_Request_: Write out each line word for word. Drop pictures.

_Records supplied_:
--------------------------------------------------
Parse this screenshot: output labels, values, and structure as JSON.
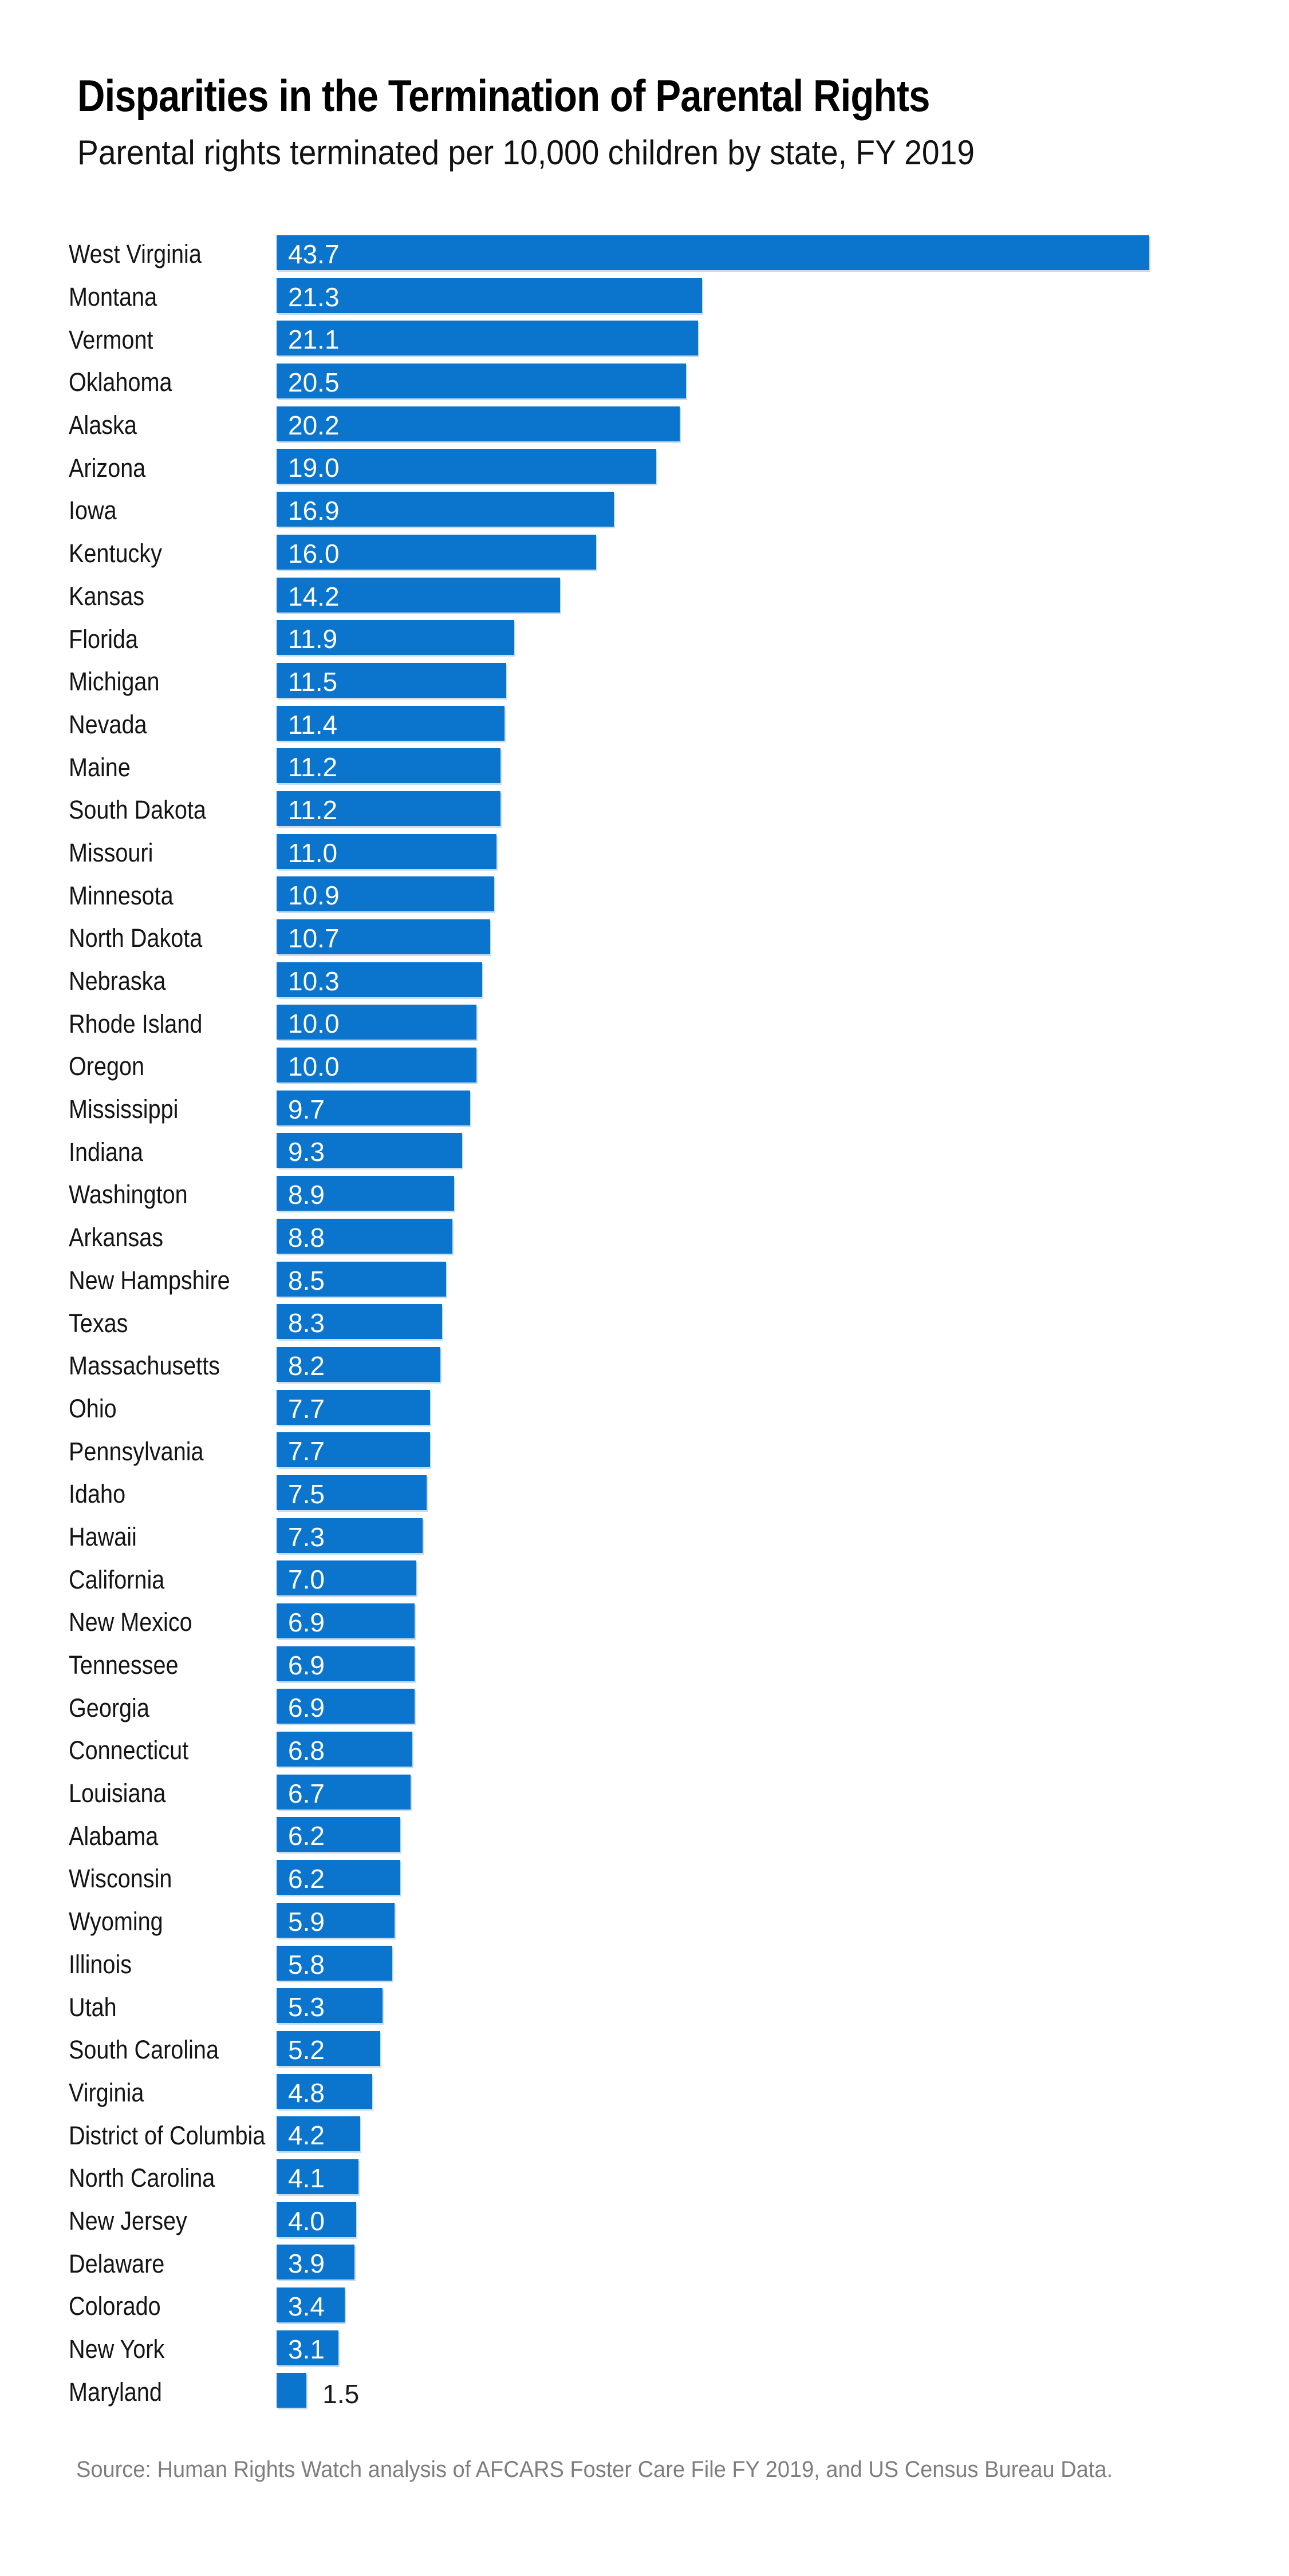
{
  "title": "Disparities in the Termination of Parental Rights",
  "subtitle": "Parental rights terminated per 10,000 children by state, FY 2019",
  "source": "Source: Human Rights Watch analysis of AFCARS Foster Care File FY 2019, and US Census Bureau Data.",
  "colors": {
    "bar": "#0b74cc",
    "bar_edge_shadow": "#c9dcee",
    "value_inside": "#ffffff",
    "value_outside": "#1a1a1a",
    "title_text": "#000000",
    "label_text": "#141414",
    "source_text": "#7e7e7e",
    "background": "#ffffff"
  },
  "chart_data": {
    "type": "bar",
    "orientation": "horizontal",
    "title": "Disparities in the Termination of Parental Rights",
    "subtitle": "Parental rights terminated per 10,000 children by state, FY 2019",
    "xlabel": "",
    "ylabel": "",
    "xlim": [
      0,
      45
    ],
    "grid": false,
    "legend": false,
    "value_labels_shown": true,
    "categories": [
      "West Virginia",
      "Montana",
      "Vermont",
      "Oklahoma",
      "Alaska",
      "Arizona",
      "Iowa",
      "Kentucky",
      "Kansas",
      "Florida",
      "Michigan",
      "Nevada",
      "Maine",
      "South Dakota",
      "Missouri",
      "Minnesota",
      "North Dakota",
      "Nebraska",
      "Rhode Island",
      "Oregon",
      "Mississippi",
      "Indiana",
      "Washington",
      "Arkansas",
      "New Hampshire",
      "Texas",
      "Massachusetts",
      "Ohio",
      "Pennsylvania",
      "Idaho",
      "Hawaii",
      "California",
      "New Mexico",
      "Tennessee",
      "Georgia",
      "Connecticut",
      "Louisiana",
      "Alabama",
      "Wisconsin",
      "Wyoming",
      "Illinois",
      "Utah",
      "South Carolina",
      "Virginia",
      "District of Columbia",
      "North Carolina",
      "New Jersey",
      "Delaware",
      "Colorado",
      "New York",
      "Maryland"
    ],
    "values": [
      43.7,
      21.3,
      21.1,
      20.5,
      20.2,
      19.0,
      16.9,
      16.0,
      14.2,
      11.9,
      11.5,
      11.4,
      11.2,
      11.2,
      11.0,
      10.9,
      10.7,
      10.3,
      10.0,
      10.0,
      9.7,
      9.3,
      8.9,
      8.8,
      8.5,
      8.3,
      8.2,
      7.7,
      7.7,
      7.5,
      7.3,
      7.0,
      6.9,
      6.9,
      6.9,
      6.8,
      6.7,
      6.2,
      6.2,
      5.9,
      5.8,
      5.3,
      5.2,
      4.8,
      4.2,
      4.1,
      4.0,
      3.9,
      3.4,
      3.1,
      1.5
    ],
    "value_labels": [
      "43.7",
      "21.3",
      "21.1",
      "20.5",
      "20.2",
      "19.0",
      "16.9",
      "16.0",
      "14.2",
      "11.9",
      "11.5",
      "11.4",
      "11.2",
      "11.2",
      "11.0",
      "10.9",
      "10.7",
      "10.3",
      "10.0",
      "10.0",
      "9.7",
      "9.3",
      "8.9",
      "8.8",
      "8.5",
      "8.3",
      "8.2",
      "7.7",
      "7.7",
      "7.5",
      "7.3",
      "7.0",
      "6.9",
      "6.9",
      "6.9",
      "6.8",
      "6.7",
      "6.2",
      "6.2",
      "5.9",
      "5.8",
      "5.3",
      "5.2",
      "4.8",
      "4.2",
      "4.1",
      "4.0",
      "3.9",
      "3.4",
      "3.1",
      "1.5"
    ]
  }
}
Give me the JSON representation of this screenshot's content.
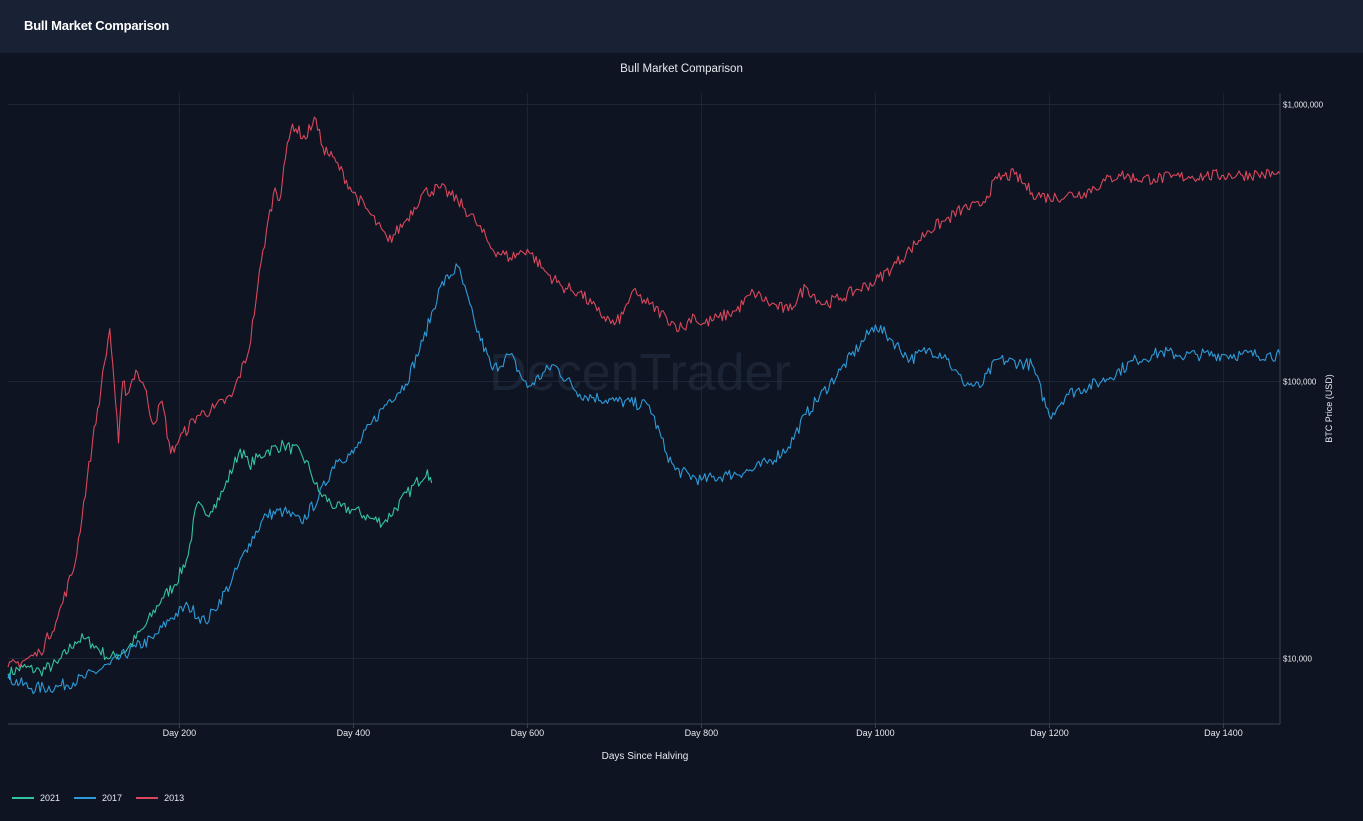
--------------------------------------------------
_Correct output_:
Parse this screenshot: output labels, values, and structure as JSON.
{
  "title": "Disparities in the Termination of Parental Rights",
  "subtitle": "Parental rights terminated per 10,000 children by state, FY 2019",
  "source": "Source: Human Rights Watch analysis of AFCARS Foster Care File FY 2019, and US Census Bureau Data.",
  "colors": {
    "bar": "#0b74cc",
    "bar_edge_shadow": "#c9dcee",
    "value_inside": "#ffffff",
    "value_outside": "#1a1a1a",
    "title_text": "#000000",
    "label_text": "#141414",
    "source_text": "#7e7e7e",
    "background": "#ffffff"
  },
  "chart_data": {
    "type": "bar",
    "orientation": "horizontal",
    "title": "Disparities in the Termination of Parental Rights",
    "subtitle": "Parental rights terminated per 10,000 children by state, FY 2019",
    "xlabel": "",
    "ylabel": "",
    "xlim": [
      0,
      45
    ],
    "grid": false,
    "legend": false,
    "value_labels_shown": true,
    "categories": [
      "West Virginia",
      "Montana",
      "Vermont",
      "Oklahoma",
      "Alaska",
      "Arizona",
      "Iowa",
      "Kentucky",
      "Kansas",
      "Florida",
      "Michigan",
      "Nevada",
      "Maine",
      "South Dakota",
      "Missouri",
      "Minnesota",
      "North Dakota",
      "Nebraska",
      "Rhode Island",
      "Oregon",
      "Mississippi",
      "Indiana",
      "Washington",
      "Arkansas",
      "New Hampshire",
      "Texas",
      "Massachusetts",
      "Ohio",
      "Pennsylvania",
      "Idaho",
      "Hawaii",
      "California",
      "New Mexico",
      "Tennessee",
      "Georgia",
      "Connecticut",
      "Louisiana",
      "Alabama",
      "Wisconsin",
      "Wyoming",
      "Illinois",
      "Utah",
      "South Carolina",
      "Virginia",
      "District of Columbia",
      "North Carolina",
      "New Jersey",
      "Delaware",
      "Colorado",
      "New York",
      "Maryland"
    ],
    "values": [
      43.7,
      21.3,
      21.1,
      20.5,
      20.2,
      19.0,
      16.9,
      16.0,
      14.2,
      11.9,
      11.5,
      11.4,
      11.2,
      11.2,
      11.0,
      10.9,
      10.7,
      10.3,
      10.0,
      10.0,
      9.7,
      9.3,
      8.9,
      8.8,
      8.5,
      8.3,
      8.2,
      7.7,
      7.7,
      7.5,
      7.3,
      7.0,
      6.9,
      6.9,
      6.9,
      6.8,
      6.7,
      6.2,
      6.2,
      5.9,
      5.8,
      5.3,
      5.2,
      4.8,
      4.2,
      4.1,
      4.0,
      3.9,
      3.4,
      3.1,
      1.5
    ],
    "value_labels": [
      "43.7",
      "21.3",
      "21.1",
      "20.5",
      "20.2",
      "19.0",
      "16.9",
      "16.0",
      "14.2",
      "11.9",
      "11.5",
      "11.4",
      "11.2",
      "11.2",
      "11.0",
      "10.9",
      "10.7",
      "10.3",
      "10.0",
      "10.0",
      "9.7",
      "9.3",
      "8.9",
      "8.8",
      "8.5",
      "8.3",
      "8.2",
      "7.7",
      "7.7",
      "7.5",
      "7.3",
      "7.0",
      "6.9",
      "6.9",
      "6.9",
      "6.8",
      "6.7",
      "6.2",
      "6.2",
      "5.9",
      "5.8",
      "5.3",
      "5.2",
      "4.8",
      "4.2",
      "4.1",
      "4.0",
      "3.9",
      "3.4",
      "3.1",
      "1.5"
    ]
  }
}
Give me the JSON representation of this screenshot's content.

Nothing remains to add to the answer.